What the exercise asks: Reproduce each of the lines word for word.

— start of Record extracts —

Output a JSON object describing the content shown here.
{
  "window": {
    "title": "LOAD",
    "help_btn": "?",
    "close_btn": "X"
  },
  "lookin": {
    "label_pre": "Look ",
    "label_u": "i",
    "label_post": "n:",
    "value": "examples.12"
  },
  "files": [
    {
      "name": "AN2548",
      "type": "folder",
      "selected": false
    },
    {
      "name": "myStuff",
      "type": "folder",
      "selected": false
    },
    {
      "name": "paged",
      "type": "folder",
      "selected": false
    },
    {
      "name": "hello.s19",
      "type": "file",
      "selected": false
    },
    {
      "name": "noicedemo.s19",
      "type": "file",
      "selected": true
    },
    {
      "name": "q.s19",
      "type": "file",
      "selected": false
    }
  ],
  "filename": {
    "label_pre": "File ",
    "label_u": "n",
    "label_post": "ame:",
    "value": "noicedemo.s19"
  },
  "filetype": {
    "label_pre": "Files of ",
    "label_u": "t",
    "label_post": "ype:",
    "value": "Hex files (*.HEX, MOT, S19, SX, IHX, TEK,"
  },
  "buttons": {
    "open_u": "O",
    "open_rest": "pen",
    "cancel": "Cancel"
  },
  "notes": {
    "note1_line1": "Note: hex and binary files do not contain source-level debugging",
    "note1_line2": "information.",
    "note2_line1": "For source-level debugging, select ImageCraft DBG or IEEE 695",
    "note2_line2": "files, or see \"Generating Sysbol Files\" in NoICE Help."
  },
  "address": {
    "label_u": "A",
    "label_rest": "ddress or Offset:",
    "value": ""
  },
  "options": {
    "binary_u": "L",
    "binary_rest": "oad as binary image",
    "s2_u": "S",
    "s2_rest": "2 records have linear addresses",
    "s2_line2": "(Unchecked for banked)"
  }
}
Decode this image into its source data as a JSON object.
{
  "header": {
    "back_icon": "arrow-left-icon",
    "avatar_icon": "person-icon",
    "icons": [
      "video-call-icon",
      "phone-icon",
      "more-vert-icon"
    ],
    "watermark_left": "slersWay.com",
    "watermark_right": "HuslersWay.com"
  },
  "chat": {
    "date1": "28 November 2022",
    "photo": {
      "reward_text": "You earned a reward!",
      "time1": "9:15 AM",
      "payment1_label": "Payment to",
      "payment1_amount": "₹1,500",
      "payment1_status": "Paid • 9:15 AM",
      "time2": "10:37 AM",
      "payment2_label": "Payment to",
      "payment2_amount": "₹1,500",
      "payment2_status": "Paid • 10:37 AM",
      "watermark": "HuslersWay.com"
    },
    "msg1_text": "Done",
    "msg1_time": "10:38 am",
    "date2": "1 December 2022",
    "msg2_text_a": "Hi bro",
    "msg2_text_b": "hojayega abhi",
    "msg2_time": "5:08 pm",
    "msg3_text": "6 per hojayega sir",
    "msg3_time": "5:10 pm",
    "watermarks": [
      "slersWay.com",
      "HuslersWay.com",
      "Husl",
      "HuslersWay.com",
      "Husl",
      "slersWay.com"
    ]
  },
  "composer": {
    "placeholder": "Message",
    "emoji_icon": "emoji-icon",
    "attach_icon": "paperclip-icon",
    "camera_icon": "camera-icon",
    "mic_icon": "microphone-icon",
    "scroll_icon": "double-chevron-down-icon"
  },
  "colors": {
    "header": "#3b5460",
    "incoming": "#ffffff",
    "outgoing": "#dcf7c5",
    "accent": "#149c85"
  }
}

— end of Record extracts —

Task output:
Output a JSON object describing the content shown here.
{
  "window": {
    "title": "LOAD",
    "help_btn": "?",
    "close_btn": "X"
  },
  "lookin": {
    "label_pre": "Look ",
    "label_u": "i",
    "label_post": "n:",
    "value": "examples.12"
  },
  "files": [
    {
      "name": "AN2548",
      "type": "folder",
      "selected": false
    },
    {
      "name": "myStuff",
      "type": "folder",
      "selected": false
    },
    {
      "name": "paged",
      "type": "folder",
      "selected": false
    },
    {
      "name": "hello.s19",
      "type": "file",
      "selected": false
    },
    {
      "name": "noicedemo.s19",
      "type": "file",
      "selected": true
    },
    {
      "name": "q.s19",
      "type": "file",
      "selected": false
    }
  ],
  "filename": {
    "label_pre": "File ",
    "label_u": "n",
    "label_post": "ame:",
    "value": "noicedemo.s19"
  },
  "filetype": {
    "label_pre": "Files of ",
    "label_u": "t",
    "label_post": "ype:",
    "value": "Hex files (*.HEX, MOT, S19, SX, IHX, TEK,"
  },
  "buttons": {
    "open_u": "O",
    "open_rest": "pen",
    "cancel": "Cancel"
  },
  "notes": {
    "note1_line1": "Note: hex and binary files do not contain source-level debugging",
    "note1_line2": "information.",
    "note2_line1": "For source-level debugging, select ImageCraft DBG or IEEE 695",
    "note2_line2": "files, or see \"Generating Sysbol Files\" in NoICE Help."
  },
  "address": {
    "label_u": "A",
    "label_rest": "ddress or Offset:",
    "value": ""
  },
  "options": {
    "binary_u": "L",
    "binary_rest": "oad as binary image",
    "s2_u": "S",
    "s2_rest": "2 records have linear addresses",
    "s2_line2": "(Unchecked for banked)"
  }
}
Decode this image into its source data as a JSON object.
{
  "header": {
    "back_icon": "arrow-left-icon",
    "avatar_icon": "person-icon",
    "icons": [
      "video-call-icon",
      "phone-icon",
      "more-vert-icon"
    ],
    "watermark_left": "slersWay.com",
    "watermark_right": "HuslersWay.com"
  },
  "chat": {
    "date1": "28 November 2022",
    "photo": {
      "reward_text": "You earned a reward!",
      "time1": "9:15 AM",
      "payment1_label": "Payment to",
      "payment1_amount": "₹1,500",
      "payment1_status": "Paid • 9:15 AM",
      "time2": "10:37 AM",
      "payment2_label": "Payment to",
      "payment2_amount": "₹1,500",
      "payment2_status": "Paid • 10:37 AM",
      "watermark": "HuslersWay.com"
    },
    "msg1_text": "Done",
    "msg1_time": "10:38 am",
    "date2": "1 December 2022",
    "msg2_text_a": "Hi bro",
    "msg2_text_b": "hojayega abhi",
    "msg2_time": "5:08 pm",
    "msg3_text": "6 per hojayega sir",
    "msg3_time": "5:10 pm",
    "watermarks": [
      "slersWay.com",
      "HuslersWay.com",
      "Husl",
      "HuslersWay.com",
      "Husl",
      "slersWay.com"
    ]
  },
  "composer": {
    "placeholder": "Message",
    "emoji_icon": "emoji-icon",
    "attach_icon": "paperclip-icon",
    "camera_icon": "camera-icon",
    "mic_icon": "microphone-icon",
    "scroll_icon": "double-chevron-down-icon"
  },
  "colors": {
    "header": "#3b5460",
    "incoming": "#ffffff",
    "outgoing": "#dcf7c5",
    "accent": "#149c85"
  }
}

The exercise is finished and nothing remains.